Figure record listings

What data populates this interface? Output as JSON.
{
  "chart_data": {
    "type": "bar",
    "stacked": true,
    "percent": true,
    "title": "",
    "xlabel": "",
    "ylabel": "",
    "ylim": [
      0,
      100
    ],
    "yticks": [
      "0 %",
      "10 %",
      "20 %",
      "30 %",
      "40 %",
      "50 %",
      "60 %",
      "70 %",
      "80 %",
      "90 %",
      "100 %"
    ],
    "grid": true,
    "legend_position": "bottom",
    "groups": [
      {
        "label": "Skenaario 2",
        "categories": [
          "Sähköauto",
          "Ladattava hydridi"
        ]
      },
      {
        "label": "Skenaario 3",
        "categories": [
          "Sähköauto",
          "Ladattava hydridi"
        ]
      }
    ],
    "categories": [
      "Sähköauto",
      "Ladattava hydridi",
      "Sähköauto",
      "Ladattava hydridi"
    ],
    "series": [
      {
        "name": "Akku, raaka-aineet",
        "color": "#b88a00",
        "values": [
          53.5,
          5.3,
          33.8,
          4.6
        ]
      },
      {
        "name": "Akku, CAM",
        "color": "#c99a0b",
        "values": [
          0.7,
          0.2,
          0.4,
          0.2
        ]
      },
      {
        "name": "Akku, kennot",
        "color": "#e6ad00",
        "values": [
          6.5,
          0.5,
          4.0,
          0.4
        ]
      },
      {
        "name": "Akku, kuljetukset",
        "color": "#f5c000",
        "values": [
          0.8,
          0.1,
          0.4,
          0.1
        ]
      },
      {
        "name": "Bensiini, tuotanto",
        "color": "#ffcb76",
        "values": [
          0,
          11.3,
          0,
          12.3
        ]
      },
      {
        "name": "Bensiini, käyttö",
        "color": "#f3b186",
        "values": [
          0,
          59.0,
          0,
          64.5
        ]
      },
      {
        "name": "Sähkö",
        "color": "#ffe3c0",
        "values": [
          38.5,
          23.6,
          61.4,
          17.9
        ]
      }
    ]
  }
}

**WHAT THE EXERCISE ASKS**
All of the data needs to be printed once more, exactly.

**EXERCISE RESPONSE**
What data populates this interface? Output as JSON.
{
  "chart_data": {
    "type": "bar",
    "stacked": true,
    "percent": true,
    "title": "",
    "xlabel": "",
    "ylabel": "",
    "ylim": [
      0,
      100
    ],
    "yticks": [
      "0 %",
      "10 %",
      "20 %",
      "30 %",
      "40 %",
      "50 %",
      "60 %",
      "70 %",
      "80 %",
      "90 %",
      "100 %"
    ],
    "grid": true,
    "legend_position": "bottom",
    "groups": [
      {
        "label": "Skenaario 2",
        "categories": [
          "Sähköauto",
          "Ladattava hydridi"
        ]
      },
      {
        "label": "Skenaario 3",
        "categories": [
          "Sähköauto",
          "Ladattava hydridi"
        ]
      }
    ],
    "categories": [
      "Sähköauto",
      "Ladattava hydridi",
      "Sähköauto",
      "Ladattava hydridi"
    ],
    "series": [
      {
        "name": "Akku, raaka-aineet",
        "color": "#b88a00",
        "values": [
          53.5,
          5.3,
          33.8,
          4.6
        ]
      },
      {
        "name": "Akku, CAM",
        "color": "#c99a0b",
        "values": [
          0.7,
          0.2,
          0.4,
          0.2
        ]
      },
      {
        "name": "Akku, kennot",
        "color": "#e6ad00",
        "values": [
          6.5,
          0.5,
          4.0,
          0.4
        ]
      },
      {
        "name": "Akku, kuljetukset",
        "color": "#f5c000",
        "values": [
          0.8,
          0.1,
          0.4,
          0.1
        ]
      },
      {
        "name": "Bensiini, tuotanto",
        "color": "#ffcb76",
        "values": [
          0,
          11.3,
          0,
          12.3
        ]
      },
      {
        "name": "Bensiini, käyttö",
        "color": "#f3b186",
        "values": [
          0,
          59.0,
          0,
          64.5
        ]
      },
      {
        "name": "Sähkö",
        "color": "#ffe3c0",
        "values": [
          38.5,
          23.6,
          61.4,
          17.9
        ]
      }
    ]
  }
}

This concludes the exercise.